Exercise requirements:
Return exactly the lines of the entries that start at the line containing "Output the text content of this document." and continue to the last line. Omit the pictures.

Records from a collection
-*-*-

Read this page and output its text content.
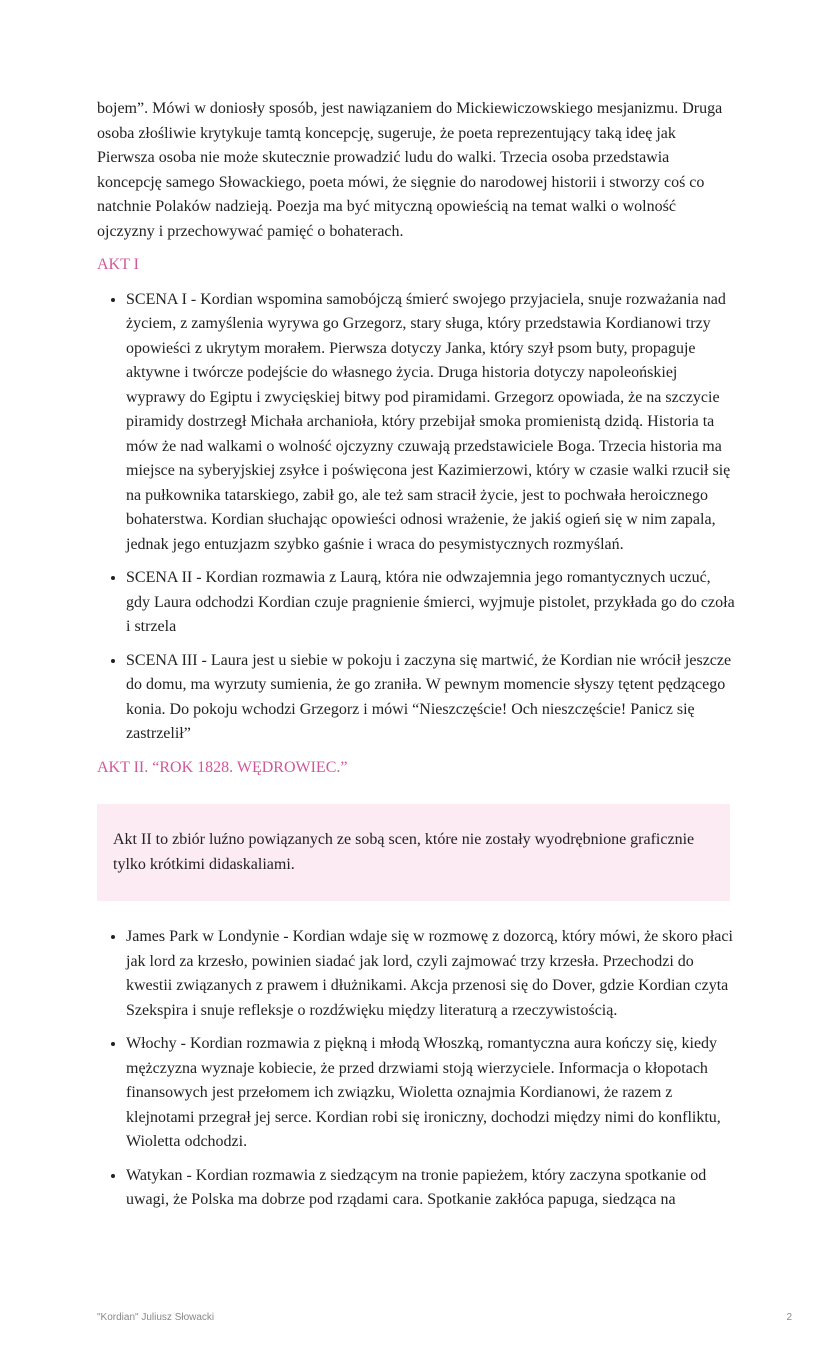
bojem”. Mówi w doniosły sposób, jest nawiązaniem do Mickiewiczowskiego mesjanizmu. Druga osoba złośliwie krytykuje tamtą koncepcję, sugeruje, że poeta reprezentujący taką ideę jak Pierwsza osoba nie może skutecznie prowadzić ludu do walki. Trzecia osoba przedstawia koncepcję samego Słowackiego, poeta mówi, że sięgnie do narodowej historii i stworzy coś co natchnie Polaków nadzieją. Poezja ma być mityczną opowieścią na temat walki o wolność ojczyzny i przechowywać pamięć o bohaterach.

AKT I

• SCENA I - Kordian wspomina samobójczą śmierć swojego przyjaciela, snuje rozważania nad życiem, z zamyślenia wyrywa go Grzegorz, stary sługa, który przedstawia Kordianowi trzy opowieści z ukrytym morałem. Pierwsza dotyczy Janka, który szył psom buty, propaguje aktywne i twórcze podejście do własnego życia. Druga historia dotyczy napoleońskiej wyprawy do Egiptu i zwycięskiej bitwy pod piramidami. Grzegorz opowiada, że na szczycie piramidy dostrzegł Michała archanioła, który przebijał smoka promienistą dzidą. Historia ta mów że nad walkami o wolność ojczyzny czuwają przedstawiciele Boga. Trzecia historia ma miejsce na syberyjskiej zsyłce i poświęcona jest Kazimierzowi, który w czasie walki rzucił się na pułkownika tatarskiego, zabił go, ale też sam stracił życie, jest to pochwała heroicznego bohaterstwa. Kordian słuchając opowieści odnosi wrażenie, że jakiś ogień się w nim zapala, jednak jego entuzjazm szybko gaśnie i wraca do pesymistycznych rozmyślań.
• SCENA II - Kordian rozmawia z Laurą, która nie odwzajemnia jego romantycznych uczuć, gdy Laura odchodzi Kordian czuje pragnienie śmierci, wyjmuje pistolet, przykłada go do czoła i strzela
• SCENA III - Laura jest u siebie w pokoju i zaczyna się martwić, że Kordian nie wrócił jeszcze do domu, ma wyrzuty sumienia, że go zraniła. W pewnym momencie słyszy tętent pędzącego konia. Do pokoju wchodzi Grzegorz i mówi “Nieszczęście! Och nieszczęście! Panicz się zastrzelił”

AKT II. “ROK 1828. WĘDROWIEC.”

Akt II to zbiór luźno powiązanych ze sobą scen, które nie zostały wyodrębnione graficznie tylko krótkimi didaskaliami.

• James Park w Londynie - Kordian wdaje się w rozmowę z dozorcą, który mówi, że skoro płaci jak lord za krzesło, powinien siadać jak lord, czyli zajmować trzy krzesła. Przechodzi do kwestii związanych z prawem i dłużnikami. Akcja przenosi się do Dover, gdzie Kordian czyta Szekspira i snuje refleksje o rozdźwięku między literaturą a rzeczywistością.
• Włochy - Kordian rozmawia z piękną i młodą Włoszką, romantyczna aura kończy się, kiedy mężczyzna wyznaje kobiecie, że przed drzwiami stoją wierzyciele. Informacja o kłopotach finansowych jest przełomem ich związku, Wioletta oznajmia Kordianowi, że razem z klejnotami przegrał jej serce. Kordian robi się ironiczny, dochodzi między nimi do konfliktu, Wioletta odchodzi.
• Watykan - Kordian rozmawia z siedzącym na tronie papieżem, który zaczyna spotkanie od uwagi, że Polska ma dobrze pod rządami cara. Spotkanie zakłóca papuga, siedząca na
"Kordian" Juliusz Słowacki	2
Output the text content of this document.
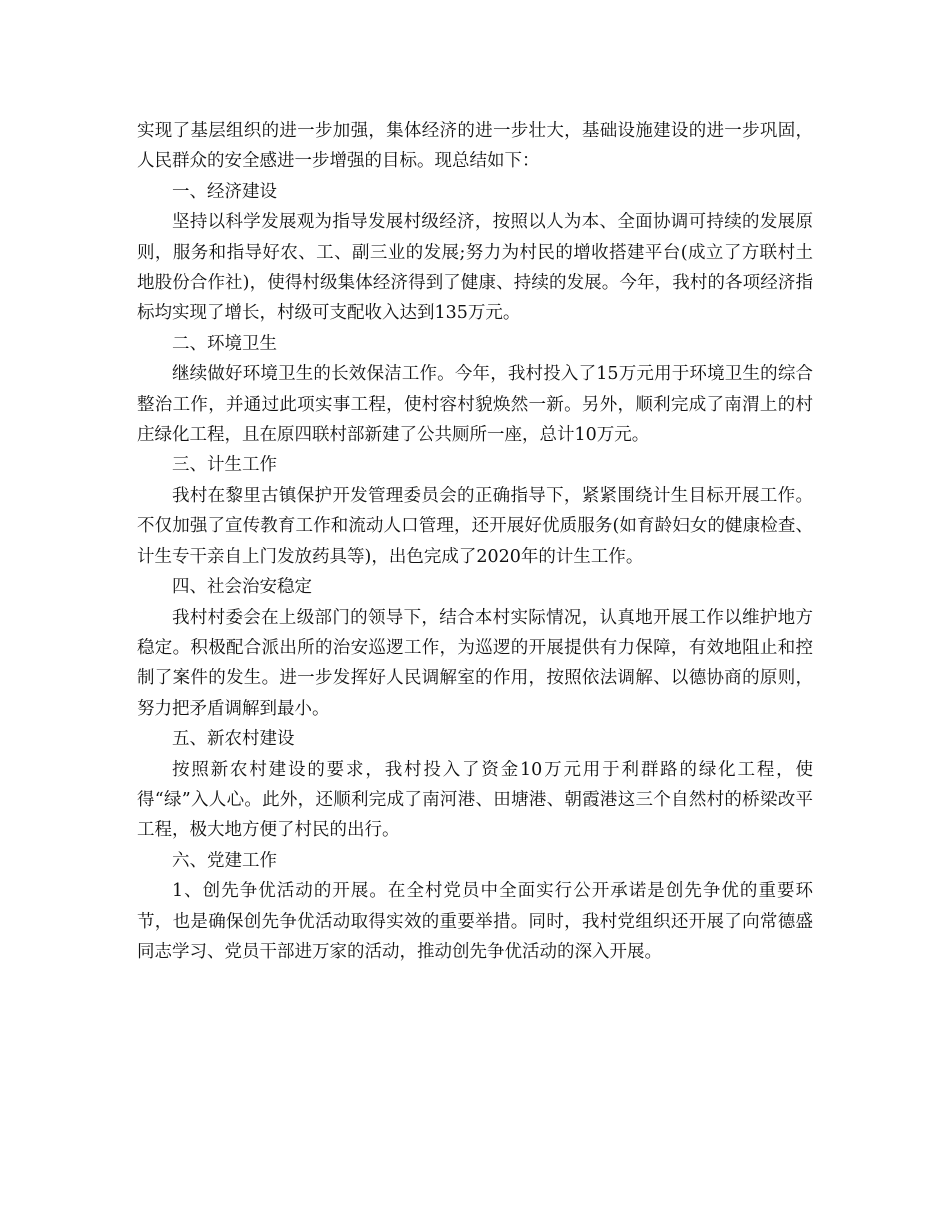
实现了基层组织的进一步加强，集体经济的进一步壮大，基础设施建设的进一步巩固，人民群众的安全感进一步增强的目标。现总结如下：

一、经济建设

坚持以科学发展观为指导发展村级经济，按照以人为本、全面协调可持续的发展原则，服务和指导好农、工、副三业的发展;努力为村民的增收搭建平台(成立了方联村土地股份合作社)，使得村级集体经济得到了健康、持续的发展。今年，我村的各项经济指标均实现了增长，村级可支配收入达到135万元。

二、环境卫生

继续做好环境卫生的长效保洁工作。今年，我村投入了15万元用于环境卫生的综合整治工作，并通过此项实事工程，使村容村貌焕然一新。另外，顺利完成了南渭上的村庄绿化工程，且在原四联村部新建了公共厕所一座，总计10万元。

三、计生工作

我村在黎里古镇保护开发管理委员会的正确指导下，紧紧围绕计生目标开展工作。不仅加强了宣传教育工作和流动人口管理，还开展好优质服务(如育龄妇女的健康检查、计生专干亲自上门发放药具等)，出色完成了2020年的计生工作。

四、社会治安稳定

我村村委会在上级部门的领导下，结合本村实际情况，认真地开展工作以维护地方稳定。积极配合派出所的治安巡逻工作，为巡逻的开展提供有力保障，有效地阻止和控制了案件的发生。进一步发挥好人民调解室的作用，按照依法调解、以德协商的原则，努力把矛盾调解到最小。

五、新农村建设

按照新农村建设的要求，我村投入了资金10万元用于利群路的绿化工程，使得“绿”入人心。此外，还顺利完成了南河港、田塘港、朝霞港这三个自然村的桥梁改平工程，极大地方便了村民的出行。

六、党建工作

1、创先争优活动的开展。在全村党员中全面实行公开承诺是创先争优的重要环节，也是确保创先争优活动取得实效的重要举措。同时，我村党组织还开展了向常德盛同志学习、党员干部进万家的活动，推动创先争优活动的深入开展。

-*-*-

Solution:
Output the text content of this document.
实现了基层组织的进一步加强，集体经济的进一步壮大，基础设施建设的进一步巩固，人民群众的安全感进一步增强的目标。现总结如下：

一、经济建设

坚持以科学发展观为指导发展村级经济，按照以人为本、全面协调可持续的发展原则，服务和指导好农、工、副三业的发展;努力为村民的增收搭建平台(成立了方联村土地股份合作社)，使得村级集体经济得到了健康、持续的发展。今年，我村的各项经济指标均实现了增长，村级可支配收入达到135万元。

二、环境卫生

继续做好环境卫生的长效保洁工作。今年，我村投入了15万元用于环境卫生的综合整治工作，并通过此项实事工程，使村容村貌焕然一新。另外，顺利完成了南渭上的村庄绿化工程，且在原四联村部新建了公共厕所一座，总计10万元。

三、计生工作

我村在黎里古镇保护开发管理委员会的正确指导下，紧紧围绕计生目标开展工作。不仅加强了宣传教育工作和流动人口管理，还开展好优质服务(如育龄妇女的健康检查、计生专干亲自上门发放药具等)，出色完成了2020年的计生工作。

四、社会治安稳定

我村村委会在上级部门的领导下，结合本村实际情况，认真地开展工作以维护地方稳定。积极配合派出所的治安巡逻工作，为巡逻的开展提供有力保障，有效地阻止和控制了案件的发生。进一步发挥好人民调解室的作用，按照依法调解、以德协商的原则，努力把矛盾调解到最小。

五、新农村建设

按照新农村建设的要求，我村投入了资金10万元用于利群路的绿化工程，使得“绿”入人心。此外，还顺利完成了南河港、田塘港、朝霞港这三个自然村的桥梁改平工程，极大地方便了村民的出行。

六、党建工作

1、创先争优活动的开展。在全村党员中全面实行公开承诺是创先争优的重要环节，也是确保创先争优活动取得实效的重要举措。同时，我村党组织还开展了向常德盛同志学习、党员干部进万家的活动，推动创先争优活动的深入开展。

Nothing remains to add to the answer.